To be done – Below are some records; return each one exactly.

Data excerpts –

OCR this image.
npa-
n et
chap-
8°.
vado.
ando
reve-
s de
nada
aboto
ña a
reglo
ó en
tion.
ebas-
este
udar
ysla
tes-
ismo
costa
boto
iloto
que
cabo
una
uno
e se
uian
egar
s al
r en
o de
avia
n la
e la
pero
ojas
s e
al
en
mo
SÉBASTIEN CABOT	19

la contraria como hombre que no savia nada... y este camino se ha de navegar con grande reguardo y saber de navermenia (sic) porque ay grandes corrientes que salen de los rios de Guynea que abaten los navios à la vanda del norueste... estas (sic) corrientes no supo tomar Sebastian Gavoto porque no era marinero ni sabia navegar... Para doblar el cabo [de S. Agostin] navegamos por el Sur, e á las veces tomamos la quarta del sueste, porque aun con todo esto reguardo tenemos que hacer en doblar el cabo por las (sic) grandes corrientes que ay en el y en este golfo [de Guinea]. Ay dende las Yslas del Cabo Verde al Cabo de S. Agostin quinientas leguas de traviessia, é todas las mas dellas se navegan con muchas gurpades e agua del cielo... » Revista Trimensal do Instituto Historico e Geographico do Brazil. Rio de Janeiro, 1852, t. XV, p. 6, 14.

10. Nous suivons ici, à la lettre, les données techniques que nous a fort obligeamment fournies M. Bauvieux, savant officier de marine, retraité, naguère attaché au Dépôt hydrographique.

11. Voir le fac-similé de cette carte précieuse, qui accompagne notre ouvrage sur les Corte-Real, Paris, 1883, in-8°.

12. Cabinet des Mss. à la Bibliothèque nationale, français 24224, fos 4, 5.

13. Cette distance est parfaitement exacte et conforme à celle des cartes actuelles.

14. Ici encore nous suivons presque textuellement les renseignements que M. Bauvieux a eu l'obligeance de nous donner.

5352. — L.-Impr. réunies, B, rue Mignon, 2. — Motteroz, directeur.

Full solution –
OCR this image.
npa-
n et
chap-
8°.
vado.
ando
reve-
s de
nada
aboto
ña a
reglo
ó en
tion.
ebas-
este
udar
ysla
tes-
ismo
costa
boto
iloto
que
cabo
una
uno
e se
uian
egar
s al
r en
o de
avia
n la
e la
pero
ojas
s e
al
en
mo
SÉBASTIEN CABOT	19

la contraria como hombre que no savia nada... y este camino se ha de navegar con grande reguardo y saber de navermenia (sic) porque ay grandes corrientes que salen de los rios de Guynea que abaten los navios à la vanda del norueste... estas (sic) corrientes no supo tomar Sebastian Gavoto porque no era marinero ni sabia navegar... Para doblar el cabo [de S. Agostin] navegamos por el Sur, e á las veces tomamos la quarta del sueste, porque aun con todo esto reguardo tenemos que hacer en doblar el cabo por las (sic) grandes corrientes que ay en el y en este golfo [de Guinea]. Ay dende las Yslas del Cabo Verde al Cabo de S. Agostin quinientas leguas de traviessia, é todas las mas dellas se navegan con muchas gurpades e agua del cielo... » Revista Trimensal do Instituto Historico e Geographico do Brazil. Rio de Janeiro, 1852, t. XV, p. 6, 14.

10. Nous suivons ici, à la lettre, les données techniques que nous a fort obligeamment fournies M. Bauvieux, savant officier de marine, retraité, naguère attaché au Dépôt hydrographique.

11. Voir le fac-similé de cette carte précieuse, qui accompagne notre ouvrage sur les Corte-Real, Paris, 1883, in-8°.

12. Cabinet des Mss. à la Bibliothèque nationale, français 24224, fos 4, 5.

13. Cette distance est parfaitement exacte et conforme à celle des cartes actuelles.

14. Ici encore nous suivons presque textuellement les renseignements que M. Bauvieux a eu l'obligeance de nous donner.

5352. — L.-Impr. réunies, B, rue Mignon, 2. — Motteroz, directeur.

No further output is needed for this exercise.